==== Dataset ====

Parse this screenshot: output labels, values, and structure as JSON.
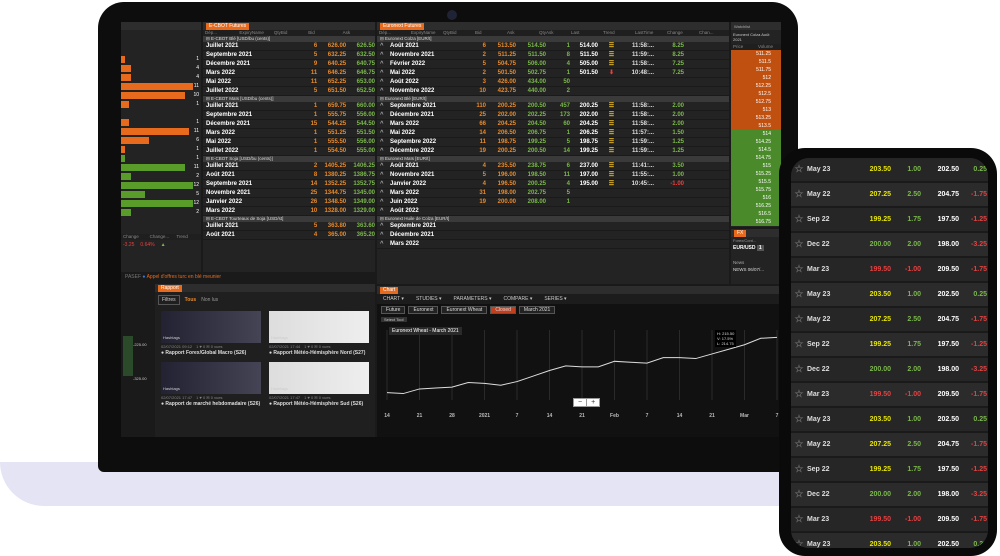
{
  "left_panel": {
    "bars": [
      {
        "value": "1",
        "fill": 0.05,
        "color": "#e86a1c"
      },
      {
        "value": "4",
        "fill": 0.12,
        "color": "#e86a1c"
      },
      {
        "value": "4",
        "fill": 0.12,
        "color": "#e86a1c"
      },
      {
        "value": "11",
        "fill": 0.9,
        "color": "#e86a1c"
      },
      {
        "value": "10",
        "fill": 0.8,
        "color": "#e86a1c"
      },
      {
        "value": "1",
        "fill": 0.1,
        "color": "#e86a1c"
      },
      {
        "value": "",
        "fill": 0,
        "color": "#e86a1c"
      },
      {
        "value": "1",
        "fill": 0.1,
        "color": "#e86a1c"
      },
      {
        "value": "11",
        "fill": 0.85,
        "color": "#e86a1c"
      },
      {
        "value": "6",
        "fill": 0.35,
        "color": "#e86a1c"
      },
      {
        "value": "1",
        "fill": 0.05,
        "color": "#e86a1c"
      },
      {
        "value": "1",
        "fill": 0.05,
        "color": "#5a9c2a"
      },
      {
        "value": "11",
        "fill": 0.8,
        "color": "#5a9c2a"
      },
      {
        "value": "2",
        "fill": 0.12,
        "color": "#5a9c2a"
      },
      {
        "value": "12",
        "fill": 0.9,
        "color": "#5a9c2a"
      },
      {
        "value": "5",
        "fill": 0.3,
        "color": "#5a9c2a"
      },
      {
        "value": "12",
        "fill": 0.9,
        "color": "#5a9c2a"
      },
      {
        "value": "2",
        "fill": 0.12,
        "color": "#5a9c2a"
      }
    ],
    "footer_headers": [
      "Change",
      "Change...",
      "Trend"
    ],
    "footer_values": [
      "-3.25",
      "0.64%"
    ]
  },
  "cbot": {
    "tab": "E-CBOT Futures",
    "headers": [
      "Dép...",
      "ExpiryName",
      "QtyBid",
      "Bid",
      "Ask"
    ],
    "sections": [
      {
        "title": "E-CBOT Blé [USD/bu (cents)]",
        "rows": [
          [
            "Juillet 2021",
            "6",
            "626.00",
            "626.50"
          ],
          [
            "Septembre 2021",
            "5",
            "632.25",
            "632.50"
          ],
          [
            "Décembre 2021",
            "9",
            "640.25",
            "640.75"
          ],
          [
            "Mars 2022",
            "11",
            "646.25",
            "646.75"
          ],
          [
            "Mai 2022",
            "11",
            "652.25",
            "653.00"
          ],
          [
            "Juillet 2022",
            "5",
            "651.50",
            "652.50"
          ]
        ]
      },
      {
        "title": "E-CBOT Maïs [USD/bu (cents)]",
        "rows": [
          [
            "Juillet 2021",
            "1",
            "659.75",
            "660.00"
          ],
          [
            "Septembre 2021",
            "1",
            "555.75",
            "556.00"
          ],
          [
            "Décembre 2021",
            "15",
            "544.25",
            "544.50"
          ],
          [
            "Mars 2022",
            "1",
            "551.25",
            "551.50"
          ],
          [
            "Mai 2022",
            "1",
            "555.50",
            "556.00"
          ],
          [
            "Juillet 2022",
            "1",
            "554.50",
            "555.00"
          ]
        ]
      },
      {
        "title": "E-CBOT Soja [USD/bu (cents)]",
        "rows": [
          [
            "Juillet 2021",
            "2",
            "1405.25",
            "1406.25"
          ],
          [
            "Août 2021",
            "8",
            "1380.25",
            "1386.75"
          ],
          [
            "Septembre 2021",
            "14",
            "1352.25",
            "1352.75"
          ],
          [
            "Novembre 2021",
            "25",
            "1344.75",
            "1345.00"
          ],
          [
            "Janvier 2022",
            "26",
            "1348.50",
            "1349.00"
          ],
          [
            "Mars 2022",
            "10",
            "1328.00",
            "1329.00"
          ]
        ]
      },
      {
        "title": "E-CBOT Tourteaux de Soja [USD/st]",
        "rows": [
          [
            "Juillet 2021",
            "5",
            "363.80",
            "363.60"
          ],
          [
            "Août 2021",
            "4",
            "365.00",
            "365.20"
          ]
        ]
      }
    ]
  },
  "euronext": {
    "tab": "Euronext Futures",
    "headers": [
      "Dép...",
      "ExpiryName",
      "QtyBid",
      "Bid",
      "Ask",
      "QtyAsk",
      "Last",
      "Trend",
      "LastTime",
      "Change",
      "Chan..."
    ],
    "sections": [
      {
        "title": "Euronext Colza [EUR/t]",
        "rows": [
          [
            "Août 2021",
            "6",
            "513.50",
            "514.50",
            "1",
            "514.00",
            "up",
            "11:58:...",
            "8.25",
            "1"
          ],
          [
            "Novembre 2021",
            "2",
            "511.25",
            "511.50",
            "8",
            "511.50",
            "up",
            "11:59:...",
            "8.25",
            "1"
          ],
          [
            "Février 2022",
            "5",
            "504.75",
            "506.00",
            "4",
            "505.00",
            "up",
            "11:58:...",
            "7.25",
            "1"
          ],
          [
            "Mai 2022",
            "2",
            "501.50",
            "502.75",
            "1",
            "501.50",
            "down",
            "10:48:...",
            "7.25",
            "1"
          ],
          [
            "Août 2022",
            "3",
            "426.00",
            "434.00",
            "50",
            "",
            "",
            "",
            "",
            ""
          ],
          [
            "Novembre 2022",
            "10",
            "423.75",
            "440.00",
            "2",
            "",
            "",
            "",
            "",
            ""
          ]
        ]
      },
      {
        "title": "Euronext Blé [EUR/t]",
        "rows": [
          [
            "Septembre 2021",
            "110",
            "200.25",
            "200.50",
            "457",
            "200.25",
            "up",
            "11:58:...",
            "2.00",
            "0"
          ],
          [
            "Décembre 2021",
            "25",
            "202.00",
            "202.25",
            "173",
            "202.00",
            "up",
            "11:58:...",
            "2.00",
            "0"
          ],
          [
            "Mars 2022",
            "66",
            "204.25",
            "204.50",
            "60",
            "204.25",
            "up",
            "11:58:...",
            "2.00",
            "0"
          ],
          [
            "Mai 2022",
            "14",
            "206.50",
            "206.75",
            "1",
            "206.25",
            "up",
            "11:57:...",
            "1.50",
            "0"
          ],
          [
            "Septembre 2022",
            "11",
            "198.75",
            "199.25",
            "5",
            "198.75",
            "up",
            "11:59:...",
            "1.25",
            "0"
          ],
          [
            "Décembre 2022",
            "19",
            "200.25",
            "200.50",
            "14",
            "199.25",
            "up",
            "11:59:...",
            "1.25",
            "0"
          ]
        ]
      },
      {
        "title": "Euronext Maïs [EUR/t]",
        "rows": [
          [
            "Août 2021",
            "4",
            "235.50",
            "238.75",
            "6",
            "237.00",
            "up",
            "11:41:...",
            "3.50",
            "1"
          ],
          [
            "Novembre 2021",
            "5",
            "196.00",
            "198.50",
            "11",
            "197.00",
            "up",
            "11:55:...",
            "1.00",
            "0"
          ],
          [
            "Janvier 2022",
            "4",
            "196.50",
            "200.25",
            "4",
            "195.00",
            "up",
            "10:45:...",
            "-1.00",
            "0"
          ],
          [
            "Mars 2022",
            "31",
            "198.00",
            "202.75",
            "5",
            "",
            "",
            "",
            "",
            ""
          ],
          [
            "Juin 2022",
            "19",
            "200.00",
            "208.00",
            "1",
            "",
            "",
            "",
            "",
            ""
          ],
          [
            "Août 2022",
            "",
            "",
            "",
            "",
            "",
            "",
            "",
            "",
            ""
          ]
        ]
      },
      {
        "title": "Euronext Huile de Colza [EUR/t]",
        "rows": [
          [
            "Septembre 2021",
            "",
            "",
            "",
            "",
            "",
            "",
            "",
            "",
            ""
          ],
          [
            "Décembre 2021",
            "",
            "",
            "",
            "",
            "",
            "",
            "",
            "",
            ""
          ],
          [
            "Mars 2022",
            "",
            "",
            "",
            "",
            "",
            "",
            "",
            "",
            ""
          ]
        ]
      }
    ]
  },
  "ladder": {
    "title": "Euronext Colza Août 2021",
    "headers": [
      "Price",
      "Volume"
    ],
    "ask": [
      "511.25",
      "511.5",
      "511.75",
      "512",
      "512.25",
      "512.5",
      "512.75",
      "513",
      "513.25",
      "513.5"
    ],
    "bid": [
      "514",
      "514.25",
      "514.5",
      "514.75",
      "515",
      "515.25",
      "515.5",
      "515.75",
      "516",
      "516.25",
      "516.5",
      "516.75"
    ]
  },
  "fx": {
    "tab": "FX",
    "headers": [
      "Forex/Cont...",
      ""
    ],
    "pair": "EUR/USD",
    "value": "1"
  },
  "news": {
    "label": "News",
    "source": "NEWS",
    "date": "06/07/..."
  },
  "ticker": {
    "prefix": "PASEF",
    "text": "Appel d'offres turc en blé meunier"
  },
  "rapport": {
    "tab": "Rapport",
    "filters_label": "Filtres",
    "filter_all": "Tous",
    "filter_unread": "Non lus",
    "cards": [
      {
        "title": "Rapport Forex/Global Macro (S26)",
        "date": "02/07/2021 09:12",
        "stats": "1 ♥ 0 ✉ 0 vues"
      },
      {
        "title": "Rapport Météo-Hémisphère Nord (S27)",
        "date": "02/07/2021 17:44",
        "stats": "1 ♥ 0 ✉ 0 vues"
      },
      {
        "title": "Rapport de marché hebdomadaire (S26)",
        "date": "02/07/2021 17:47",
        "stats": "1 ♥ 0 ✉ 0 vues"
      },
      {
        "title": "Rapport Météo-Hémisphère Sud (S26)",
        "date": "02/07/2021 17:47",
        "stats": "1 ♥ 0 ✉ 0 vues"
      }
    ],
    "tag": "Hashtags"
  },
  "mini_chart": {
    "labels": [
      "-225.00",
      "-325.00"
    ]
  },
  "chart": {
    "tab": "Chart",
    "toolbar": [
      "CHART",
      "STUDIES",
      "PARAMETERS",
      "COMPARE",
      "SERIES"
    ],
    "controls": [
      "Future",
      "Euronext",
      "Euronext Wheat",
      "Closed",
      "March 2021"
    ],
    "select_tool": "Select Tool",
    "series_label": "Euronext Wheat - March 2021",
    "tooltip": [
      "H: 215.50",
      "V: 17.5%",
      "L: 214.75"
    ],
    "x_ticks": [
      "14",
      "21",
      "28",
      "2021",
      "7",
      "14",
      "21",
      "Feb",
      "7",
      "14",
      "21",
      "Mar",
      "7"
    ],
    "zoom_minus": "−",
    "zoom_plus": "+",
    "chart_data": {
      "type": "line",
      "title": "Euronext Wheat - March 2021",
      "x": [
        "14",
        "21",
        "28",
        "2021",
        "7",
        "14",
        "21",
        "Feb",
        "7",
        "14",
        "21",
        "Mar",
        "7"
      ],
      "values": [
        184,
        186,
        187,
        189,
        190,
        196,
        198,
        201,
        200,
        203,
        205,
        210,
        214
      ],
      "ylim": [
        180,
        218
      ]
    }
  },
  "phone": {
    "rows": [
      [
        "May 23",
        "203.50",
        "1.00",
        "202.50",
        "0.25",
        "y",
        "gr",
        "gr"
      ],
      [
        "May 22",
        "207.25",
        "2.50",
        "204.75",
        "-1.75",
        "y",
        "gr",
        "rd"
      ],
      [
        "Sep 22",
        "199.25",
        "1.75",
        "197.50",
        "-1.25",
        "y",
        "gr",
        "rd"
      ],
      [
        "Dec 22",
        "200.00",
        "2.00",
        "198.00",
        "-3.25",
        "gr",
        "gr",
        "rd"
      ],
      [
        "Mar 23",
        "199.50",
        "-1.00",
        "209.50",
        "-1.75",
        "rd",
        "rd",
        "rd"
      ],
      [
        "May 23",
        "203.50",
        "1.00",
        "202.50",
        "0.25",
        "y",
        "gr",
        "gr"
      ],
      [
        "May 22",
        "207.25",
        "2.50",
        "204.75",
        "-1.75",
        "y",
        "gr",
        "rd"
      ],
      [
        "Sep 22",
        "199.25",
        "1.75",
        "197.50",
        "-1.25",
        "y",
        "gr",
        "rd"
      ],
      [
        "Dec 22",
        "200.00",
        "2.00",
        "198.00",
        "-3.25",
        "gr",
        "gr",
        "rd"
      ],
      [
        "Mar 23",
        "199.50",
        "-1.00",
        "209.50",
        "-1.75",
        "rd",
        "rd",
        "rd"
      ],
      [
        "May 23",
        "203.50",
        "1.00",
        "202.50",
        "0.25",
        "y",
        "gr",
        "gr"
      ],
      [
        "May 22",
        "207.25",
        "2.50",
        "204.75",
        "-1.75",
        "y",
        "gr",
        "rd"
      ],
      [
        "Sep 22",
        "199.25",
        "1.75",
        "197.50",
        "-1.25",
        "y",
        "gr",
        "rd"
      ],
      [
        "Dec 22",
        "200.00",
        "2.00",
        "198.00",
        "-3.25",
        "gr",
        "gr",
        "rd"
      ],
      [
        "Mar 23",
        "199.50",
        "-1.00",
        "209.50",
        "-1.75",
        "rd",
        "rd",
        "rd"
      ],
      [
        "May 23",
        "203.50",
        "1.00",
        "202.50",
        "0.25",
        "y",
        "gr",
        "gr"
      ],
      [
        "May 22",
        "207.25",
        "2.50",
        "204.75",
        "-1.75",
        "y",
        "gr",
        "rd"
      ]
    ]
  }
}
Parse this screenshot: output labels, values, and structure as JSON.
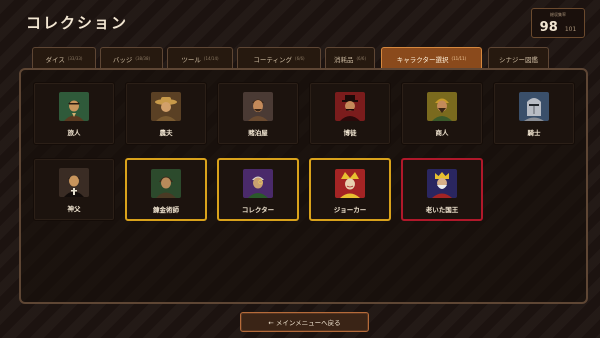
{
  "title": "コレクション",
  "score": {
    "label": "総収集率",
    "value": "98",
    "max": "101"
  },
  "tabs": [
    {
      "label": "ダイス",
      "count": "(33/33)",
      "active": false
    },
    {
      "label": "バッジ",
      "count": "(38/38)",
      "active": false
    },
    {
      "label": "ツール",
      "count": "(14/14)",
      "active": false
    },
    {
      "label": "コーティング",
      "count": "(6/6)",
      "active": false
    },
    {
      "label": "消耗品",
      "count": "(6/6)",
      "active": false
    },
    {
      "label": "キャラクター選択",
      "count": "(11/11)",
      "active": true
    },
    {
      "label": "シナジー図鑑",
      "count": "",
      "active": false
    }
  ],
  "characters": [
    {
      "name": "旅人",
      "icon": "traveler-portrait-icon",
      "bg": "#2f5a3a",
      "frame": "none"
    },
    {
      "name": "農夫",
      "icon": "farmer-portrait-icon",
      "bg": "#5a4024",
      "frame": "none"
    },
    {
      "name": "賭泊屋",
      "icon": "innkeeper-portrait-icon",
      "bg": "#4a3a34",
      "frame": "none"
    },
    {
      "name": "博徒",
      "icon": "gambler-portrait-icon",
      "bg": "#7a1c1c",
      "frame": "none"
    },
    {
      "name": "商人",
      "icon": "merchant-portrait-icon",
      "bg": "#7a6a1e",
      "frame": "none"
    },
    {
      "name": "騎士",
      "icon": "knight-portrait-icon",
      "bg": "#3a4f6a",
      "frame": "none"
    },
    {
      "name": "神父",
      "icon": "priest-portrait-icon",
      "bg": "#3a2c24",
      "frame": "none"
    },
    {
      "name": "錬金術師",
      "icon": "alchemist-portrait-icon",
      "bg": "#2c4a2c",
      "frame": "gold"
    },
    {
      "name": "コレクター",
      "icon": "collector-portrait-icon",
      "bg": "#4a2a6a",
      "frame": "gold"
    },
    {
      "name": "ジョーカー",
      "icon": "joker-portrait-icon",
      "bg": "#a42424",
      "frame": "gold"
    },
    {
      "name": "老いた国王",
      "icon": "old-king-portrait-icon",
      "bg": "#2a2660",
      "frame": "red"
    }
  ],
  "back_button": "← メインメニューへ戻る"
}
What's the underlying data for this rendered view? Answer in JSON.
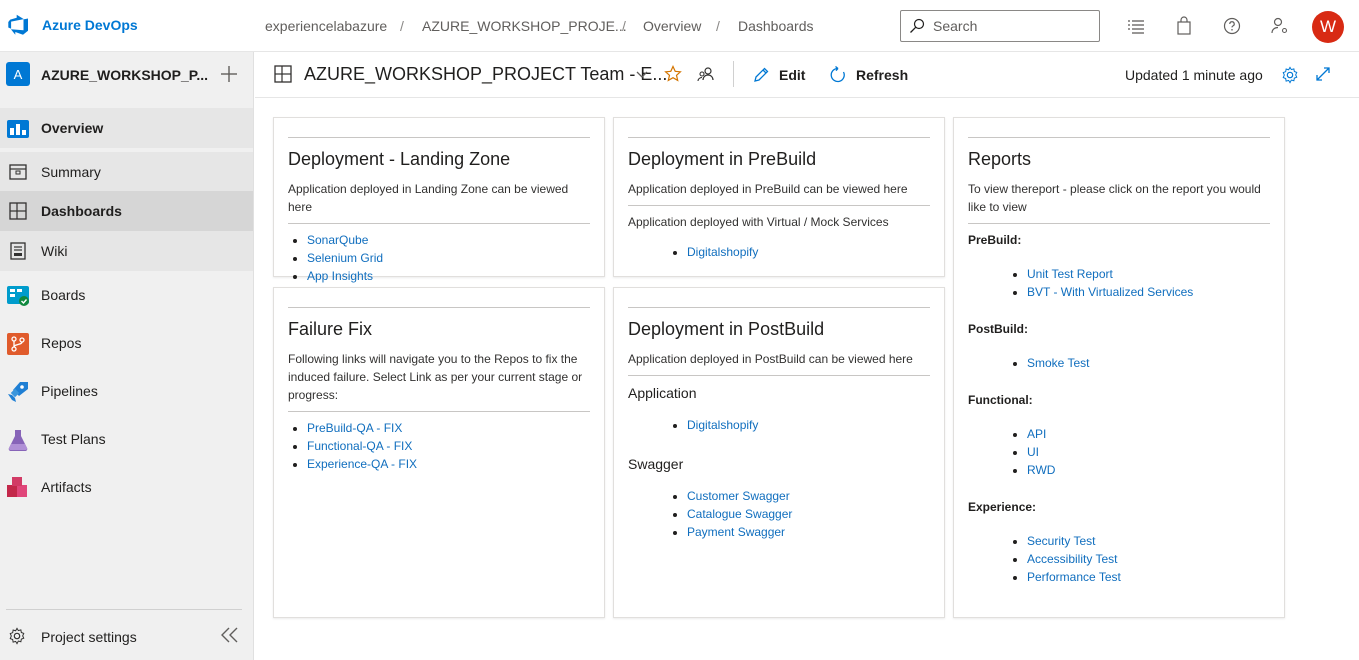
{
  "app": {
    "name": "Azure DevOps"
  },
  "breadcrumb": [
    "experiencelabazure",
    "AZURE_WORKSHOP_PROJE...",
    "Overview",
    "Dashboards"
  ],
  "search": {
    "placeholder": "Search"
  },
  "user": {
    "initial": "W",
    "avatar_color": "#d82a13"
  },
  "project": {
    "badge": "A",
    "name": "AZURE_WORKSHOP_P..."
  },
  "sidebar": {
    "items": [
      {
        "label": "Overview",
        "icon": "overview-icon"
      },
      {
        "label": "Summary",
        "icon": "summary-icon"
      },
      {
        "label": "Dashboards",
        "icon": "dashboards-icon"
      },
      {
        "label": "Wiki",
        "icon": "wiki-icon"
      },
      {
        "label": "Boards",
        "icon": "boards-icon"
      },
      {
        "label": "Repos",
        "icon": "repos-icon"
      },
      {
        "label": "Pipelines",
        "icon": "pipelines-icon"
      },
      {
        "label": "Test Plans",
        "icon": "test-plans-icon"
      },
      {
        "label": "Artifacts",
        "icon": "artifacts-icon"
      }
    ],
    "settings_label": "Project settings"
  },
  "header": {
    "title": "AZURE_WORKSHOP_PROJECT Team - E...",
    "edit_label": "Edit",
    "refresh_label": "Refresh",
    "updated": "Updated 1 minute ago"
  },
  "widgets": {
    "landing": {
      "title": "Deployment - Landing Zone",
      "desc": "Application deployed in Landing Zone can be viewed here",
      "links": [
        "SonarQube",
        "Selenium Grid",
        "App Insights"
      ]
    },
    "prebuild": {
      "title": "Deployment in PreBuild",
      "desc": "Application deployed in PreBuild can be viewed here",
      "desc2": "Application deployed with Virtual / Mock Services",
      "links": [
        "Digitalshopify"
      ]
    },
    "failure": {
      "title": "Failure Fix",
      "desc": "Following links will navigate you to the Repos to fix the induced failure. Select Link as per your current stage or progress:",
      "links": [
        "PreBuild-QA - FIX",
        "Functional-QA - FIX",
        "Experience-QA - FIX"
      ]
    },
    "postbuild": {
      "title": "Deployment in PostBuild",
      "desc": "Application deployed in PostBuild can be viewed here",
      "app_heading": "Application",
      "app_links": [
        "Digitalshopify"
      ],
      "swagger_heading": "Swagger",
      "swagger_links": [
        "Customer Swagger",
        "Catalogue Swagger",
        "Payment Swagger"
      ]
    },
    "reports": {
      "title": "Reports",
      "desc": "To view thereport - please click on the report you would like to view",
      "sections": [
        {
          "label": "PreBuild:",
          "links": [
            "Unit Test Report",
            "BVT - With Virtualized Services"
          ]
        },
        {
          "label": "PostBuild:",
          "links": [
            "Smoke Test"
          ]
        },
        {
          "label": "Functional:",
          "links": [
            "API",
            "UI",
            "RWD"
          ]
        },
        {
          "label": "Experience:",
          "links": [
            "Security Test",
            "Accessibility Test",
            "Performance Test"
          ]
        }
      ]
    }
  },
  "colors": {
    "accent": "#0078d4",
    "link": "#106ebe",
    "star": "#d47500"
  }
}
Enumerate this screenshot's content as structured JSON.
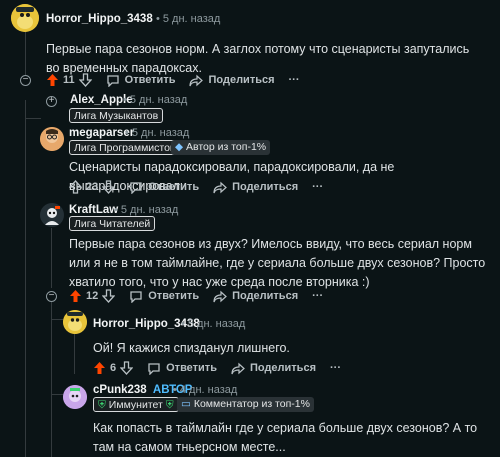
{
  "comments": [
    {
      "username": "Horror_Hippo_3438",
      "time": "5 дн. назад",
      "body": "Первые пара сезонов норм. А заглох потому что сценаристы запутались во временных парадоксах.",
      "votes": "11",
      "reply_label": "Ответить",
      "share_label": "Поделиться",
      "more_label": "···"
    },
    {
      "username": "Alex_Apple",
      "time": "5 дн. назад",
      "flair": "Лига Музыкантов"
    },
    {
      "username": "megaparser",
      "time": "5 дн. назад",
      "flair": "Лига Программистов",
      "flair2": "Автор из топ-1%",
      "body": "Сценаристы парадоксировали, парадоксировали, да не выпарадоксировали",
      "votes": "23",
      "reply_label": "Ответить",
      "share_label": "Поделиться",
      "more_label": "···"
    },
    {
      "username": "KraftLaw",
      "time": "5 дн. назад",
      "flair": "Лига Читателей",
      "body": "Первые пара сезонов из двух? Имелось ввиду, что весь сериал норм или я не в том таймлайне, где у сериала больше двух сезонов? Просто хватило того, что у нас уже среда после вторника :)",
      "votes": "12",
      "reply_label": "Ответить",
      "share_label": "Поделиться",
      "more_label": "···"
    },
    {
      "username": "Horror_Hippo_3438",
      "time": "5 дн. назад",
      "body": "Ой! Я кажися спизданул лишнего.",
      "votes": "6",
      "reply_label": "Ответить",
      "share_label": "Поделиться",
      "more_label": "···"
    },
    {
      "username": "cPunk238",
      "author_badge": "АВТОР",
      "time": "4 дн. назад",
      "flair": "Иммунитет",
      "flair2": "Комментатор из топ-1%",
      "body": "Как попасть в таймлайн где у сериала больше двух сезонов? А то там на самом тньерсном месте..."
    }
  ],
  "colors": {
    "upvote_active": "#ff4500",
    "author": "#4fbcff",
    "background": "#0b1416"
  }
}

====

Task directions:
Check each line of the records above for the string "двух", and report every line that has it.

Full answer:
      "body": "Первые пара сезонов из двух? Имелось ввиду, что весь сериал норм или я не в том таймлайне, где у сериала больше двух сезонов? Просто хватило того, что у нас уже среда после вторника :)",
      "body": "Как попасть в таймлайн где у сериала больше двух сезонов? А то там на самом тньерсном месте..."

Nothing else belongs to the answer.